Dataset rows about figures
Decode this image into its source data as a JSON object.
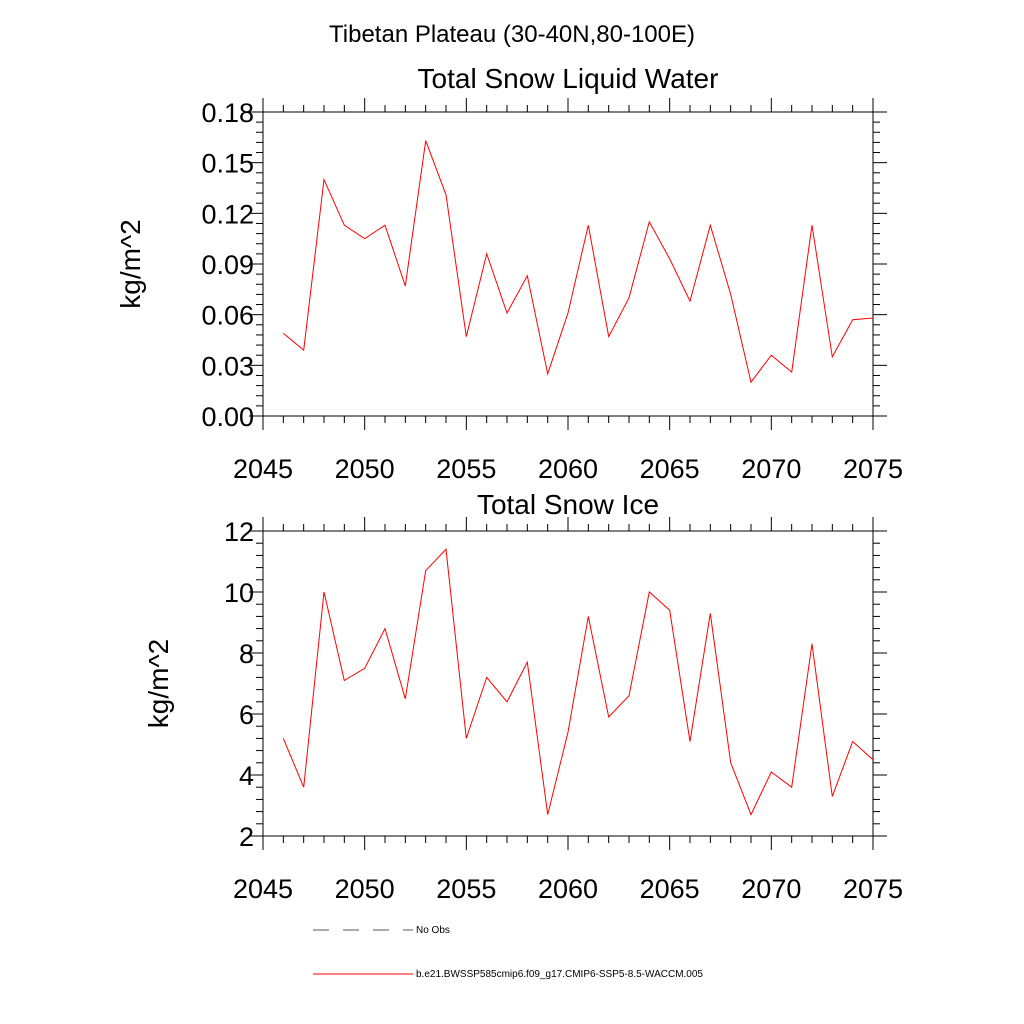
{
  "figure_title": "Tibetan Plateau (30-40N,80-100E)",
  "colors": {
    "series": "#ff0000",
    "no_obs": "#555577",
    "frame": "#000000"
  },
  "legend": {
    "items": [
      {
        "label": "No Obs",
        "style": "dashed"
      },
      {
        "label": "b.e21.BWSSP585cmip6.f09_g17.CMIP6-SSP5-8.5-WACCM.005",
        "style": "solid"
      }
    ]
  },
  "chart_data": [
    {
      "type": "line",
      "title": "Total Snow Liquid Water",
      "xlabel": "",
      "ylabel": "kg/m^2",
      "xlim": [
        2045,
        2075
      ],
      "ylim": [
        0,
        0.18
      ],
      "x_ticks": [
        2045,
        2050,
        2055,
        2060,
        2065,
        2070,
        2075
      ],
      "x_tick_labels": [
        "2045",
        "2050",
        "2055",
        "2060",
        "2065",
        "2070",
        "2075"
      ],
      "y_ticks": [
        0,
        0.03,
        0.06,
        0.09,
        0.12,
        0.15,
        0.18
      ],
      "y_tick_labels": [
        "0.00",
        "0.03",
        "0.06",
        "0.09",
        "0.12",
        "0.15",
        "0.18"
      ],
      "y_minor_step": 0.006,
      "x_minor_step": 1,
      "grid": false,
      "series": [
        {
          "name": "b.e21.BWSSP585cmip6.f09_g17.CMIP6-SSP5-8.5-WACCM.005",
          "x": [
            2046,
            2047,
            2048,
            2049,
            2050,
            2051,
            2052,
            2053,
            2054,
            2055,
            2056,
            2057,
            2058,
            2059,
            2060,
            2061,
            2062,
            2063,
            2064,
            2065,
            2066,
            2067,
            2068,
            2069,
            2070,
            2071,
            2072,
            2073,
            2074,
            2075
          ],
          "values": [
            0.049,
            0.039,
            0.14,
            0.113,
            0.105,
            0.113,
            0.077,
            0.163,
            0.131,
            0.047,
            0.096,
            0.061,
            0.083,
            0.025,
            0.061,
            0.113,
            0.047,
            0.07,
            0.115,
            0.093,
            0.068,
            0.113,
            0.072,
            0.02,
            0.036,
            0.026,
            0.113,
            0.035,
            0.057,
            0.058
          ]
        }
      ]
    },
    {
      "type": "line",
      "title": "Total Snow Ice",
      "xlabel": "",
      "ylabel": "kg/m^2",
      "xlim": [
        2045,
        2075
      ],
      "ylim": [
        2,
        12
      ],
      "x_ticks": [
        2045,
        2050,
        2055,
        2060,
        2065,
        2070,
        2075
      ],
      "x_tick_labels": [
        "2045",
        "2050",
        "2055",
        "2060",
        "2065",
        "2070",
        "2075"
      ],
      "y_ticks": [
        2,
        4,
        6,
        8,
        10,
        12
      ],
      "y_tick_labels": [
        "2",
        "4",
        "6",
        "8",
        "10",
        "12"
      ],
      "y_minor_step": 0.4,
      "x_minor_step": 1,
      "grid": false,
      "series": [
        {
          "name": "b.e21.BWSSP585cmip6.f09_g17.CMIP6-SSP5-8.5-WACCM.005",
          "x": [
            2046,
            2047,
            2048,
            2049,
            2050,
            2051,
            2052,
            2053,
            2054,
            2055,
            2056,
            2057,
            2058,
            2059,
            2060,
            2061,
            2062,
            2063,
            2064,
            2065,
            2066,
            2067,
            2068,
            2069,
            2070,
            2071,
            2072,
            2073,
            2074,
            2075
          ],
          "values": [
            5.2,
            3.6,
            10.0,
            7.1,
            7.5,
            8.8,
            6.5,
            10.7,
            11.4,
            5.2,
            7.2,
            6.4,
            7.7,
            2.7,
            5.4,
            9.2,
            5.9,
            6.6,
            10.0,
            9.4,
            5.1,
            9.3,
            4.4,
            2.7,
            4.1,
            3.6,
            8.3,
            3.3,
            5.1,
            4.5
          ]
        }
      ]
    }
  ]
}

### Instructions for the task
Can you retype every record above exactly, leaving out the pictures?

### Exercise answer
Decode this image into its source data as a JSON object.
{
  "figure_title": "Tibetan Plateau (30-40N,80-100E)",
  "colors": {
    "series": "#ff0000",
    "no_obs": "#555577",
    "frame": "#000000"
  },
  "legend": {
    "items": [
      {
        "label": "No Obs",
        "style": "dashed"
      },
      {
        "label": "b.e21.BWSSP585cmip6.f09_g17.CMIP6-SSP5-8.5-WACCM.005",
        "style": "solid"
      }
    ]
  },
  "chart_data": [
    {
      "type": "line",
      "title": "Total Snow Liquid Water",
      "xlabel": "",
      "ylabel": "kg/m^2",
      "xlim": [
        2045,
        2075
      ],
      "ylim": [
        0,
        0.18
      ],
      "x_ticks": [
        2045,
        2050,
        2055,
        2060,
        2065,
        2070,
        2075
      ],
      "x_tick_labels": [
        "2045",
        "2050",
        "2055",
        "2060",
        "2065",
        "2070",
        "2075"
      ],
      "y_ticks": [
        0,
        0.03,
        0.06,
        0.09,
        0.12,
        0.15,
        0.18
      ],
      "y_tick_labels": [
        "0.00",
        "0.03",
        "0.06",
        "0.09",
        "0.12",
        "0.15",
        "0.18"
      ],
      "y_minor_step": 0.006,
      "x_minor_step": 1,
      "grid": false,
      "series": [
        {
          "name": "b.e21.BWSSP585cmip6.f09_g17.CMIP6-SSP5-8.5-WACCM.005",
          "x": [
            2046,
            2047,
            2048,
            2049,
            2050,
            2051,
            2052,
            2053,
            2054,
            2055,
            2056,
            2057,
            2058,
            2059,
            2060,
            2061,
            2062,
            2063,
            2064,
            2065,
            2066,
            2067,
            2068,
            2069,
            2070,
            2071,
            2072,
            2073,
            2074,
            2075
          ],
          "values": [
            0.049,
            0.039,
            0.14,
            0.113,
            0.105,
            0.113,
            0.077,
            0.163,
            0.131,
            0.047,
            0.096,
            0.061,
            0.083,
            0.025,
            0.061,
            0.113,
            0.047,
            0.07,
            0.115,
            0.093,
            0.068,
            0.113,
            0.072,
            0.02,
            0.036,
            0.026,
            0.113,
            0.035,
            0.057,
            0.058
          ]
        }
      ]
    },
    {
      "type": "line",
      "title": "Total Snow Ice",
      "xlabel": "",
      "ylabel": "kg/m^2",
      "xlim": [
        2045,
        2075
      ],
      "ylim": [
        2,
        12
      ],
      "x_ticks": [
        2045,
        2050,
        2055,
        2060,
        2065,
        2070,
        2075
      ],
      "x_tick_labels": [
        "2045",
        "2050",
        "2055",
        "2060",
        "2065",
        "2070",
        "2075"
      ],
      "y_ticks": [
        2,
        4,
        6,
        8,
        10,
        12
      ],
      "y_tick_labels": [
        "2",
        "4",
        "6",
        "8",
        "10",
        "12"
      ],
      "y_minor_step": 0.4,
      "x_minor_step": 1,
      "grid": false,
      "series": [
        {
          "name": "b.e21.BWSSP585cmip6.f09_g17.CMIP6-SSP5-8.5-WACCM.005",
          "x": [
            2046,
            2047,
            2048,
            2049,
            2050,
            2051,
            2052,
            2053,
            2054,
            2055,
            2056,
            2057,
            2058,
            2059,
            2060,
            2061,
            2062,
            2063,
            2064,
            2065,
            2066,
            2067,
            2068,
            2069,
            2070,
            2071,
            2072,
            2073,
            2074,
            2075
          ],
          "values": [
            5.2,
            3.6,
            10.0,
            7.1,
            7.5,
            8.8,
            6.5,
            10.7,
            11.4,
            5.2,
            7.2,
            6.4,
            7.7,
            2.7,
            5.4,
            9.2,
            5.9,
            6.6,
            10.0,
            9.4,
            5.1,
            9.3,
            4.4,
            2.7,
            4.1,
            3.6,
            8.3,
            3.3,
            5.1,
            4.5
          ]
        }
      ]
    }
  ]
}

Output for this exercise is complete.